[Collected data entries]
---
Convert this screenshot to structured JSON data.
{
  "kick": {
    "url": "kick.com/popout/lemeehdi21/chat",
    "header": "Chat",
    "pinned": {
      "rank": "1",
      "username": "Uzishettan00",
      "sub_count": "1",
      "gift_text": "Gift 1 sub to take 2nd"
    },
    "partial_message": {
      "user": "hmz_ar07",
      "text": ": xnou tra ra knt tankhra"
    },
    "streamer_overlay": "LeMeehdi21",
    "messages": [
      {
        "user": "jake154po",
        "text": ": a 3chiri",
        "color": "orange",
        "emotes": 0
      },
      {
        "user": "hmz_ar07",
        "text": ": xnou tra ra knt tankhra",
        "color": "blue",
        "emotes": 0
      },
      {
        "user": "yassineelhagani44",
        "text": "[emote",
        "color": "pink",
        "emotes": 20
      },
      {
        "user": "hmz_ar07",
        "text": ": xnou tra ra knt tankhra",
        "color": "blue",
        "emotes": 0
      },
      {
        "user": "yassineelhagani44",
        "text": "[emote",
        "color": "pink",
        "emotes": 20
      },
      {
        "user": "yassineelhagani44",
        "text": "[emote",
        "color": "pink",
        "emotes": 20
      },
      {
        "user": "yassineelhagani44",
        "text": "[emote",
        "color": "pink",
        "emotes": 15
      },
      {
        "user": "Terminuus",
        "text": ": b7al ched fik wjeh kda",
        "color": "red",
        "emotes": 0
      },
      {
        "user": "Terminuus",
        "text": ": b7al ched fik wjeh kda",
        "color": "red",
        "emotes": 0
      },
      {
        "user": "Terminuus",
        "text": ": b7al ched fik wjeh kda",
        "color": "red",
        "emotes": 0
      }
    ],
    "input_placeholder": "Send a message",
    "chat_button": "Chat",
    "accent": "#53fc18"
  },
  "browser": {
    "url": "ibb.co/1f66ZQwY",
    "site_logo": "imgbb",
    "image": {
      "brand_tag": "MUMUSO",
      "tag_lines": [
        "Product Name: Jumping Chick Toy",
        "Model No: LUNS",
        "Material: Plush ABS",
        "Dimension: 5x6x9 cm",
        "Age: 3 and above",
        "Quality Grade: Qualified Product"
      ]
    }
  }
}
---
-- Task to carry out --
Quote the whole listing above, leaving nothing out.

-- Full solution --
Convert this screenshot to structured JSON data.
{
  "kick": {
    "url": "kick.com/popout/lemeehdi21/chat",
    "header": "Chat",
    "pinned": {
      "rank": "1",
      "username": "Uzishettan00",
      "sub_count": "1",
      "gift_text": "Gift 1 sub to take 2nd"
    },
    "partial_message": {
      "user": "hmz_ar07",
      "text": ": xnou tra ra knt tankhra"
    },
    "streamer_overlay": "LeMeehdi21",
    "messages": [
      {
        "user": "jake154po",
        "text": ": a 3chiri",
        "color": "orange",
        "emotes": 0
      },
      {
        "user": "hmz_ar07",
        "text": ": xnou tra ra knt tankhra",
        "color": "blue",
        "emotes": 0
      },
      {
        "user": "yassineelhagani44",
        "text": "[emote",
        "color": "pink",
        "emotes": 20
      },
      {
        "user": "hmz_ar07",
        "text": ": xnou tra ra knt tankhra",
        "color": "blue",
        "emotes": 0
      },
      {
        "user": "yassineelhagani44",
        "text": "[emote",
        "color": "pink",
        "emotes": 20
      },
      {
        "user": "yassineelhagani44",
        "text": "[emote",
        "color": "pink",
        "emotes": 20
      },
      {
        "user": "yassineelhagani44",
        "text": "[emote",
        "color": "pink",
        "emotes": 15
      },
      {
        "user": "Terminuus",
        "text": ": b7al ched fik wjeh kda",
        "color": "red",
        "emotes": 0
      },
      {
        "user": "Terminuus",
        "text": ": b7al ched fik wjeh kda",
        "color": "red",
        "emotes": 0
      },
      {
        "user": "Terminuus",
        "text": ": b7al ched fik wjeh kda",
        "color": "red",
        "emotes": 0
      }
    ],
    "input_placeholder": "Send a message",
    "chat_button": "Chat",
    "accent": "#53fc18"
  },
  "browser": {
    "url": "ibb.co/1f66ZQwY",
    "site_logo": "imgbb",
    "image": {
      "brand_tag": "MUMUSO",
      "tag_lines": [
        "Product Name: Jumping Chick Toy",
        "Model No: LUNS",
        "Material: Plush ABS",
        "Dimension: 5x6x9 cm",
        "Age: 3 and above",
        "Quality Grade: Qualified Product"
      ]
    }
  }
}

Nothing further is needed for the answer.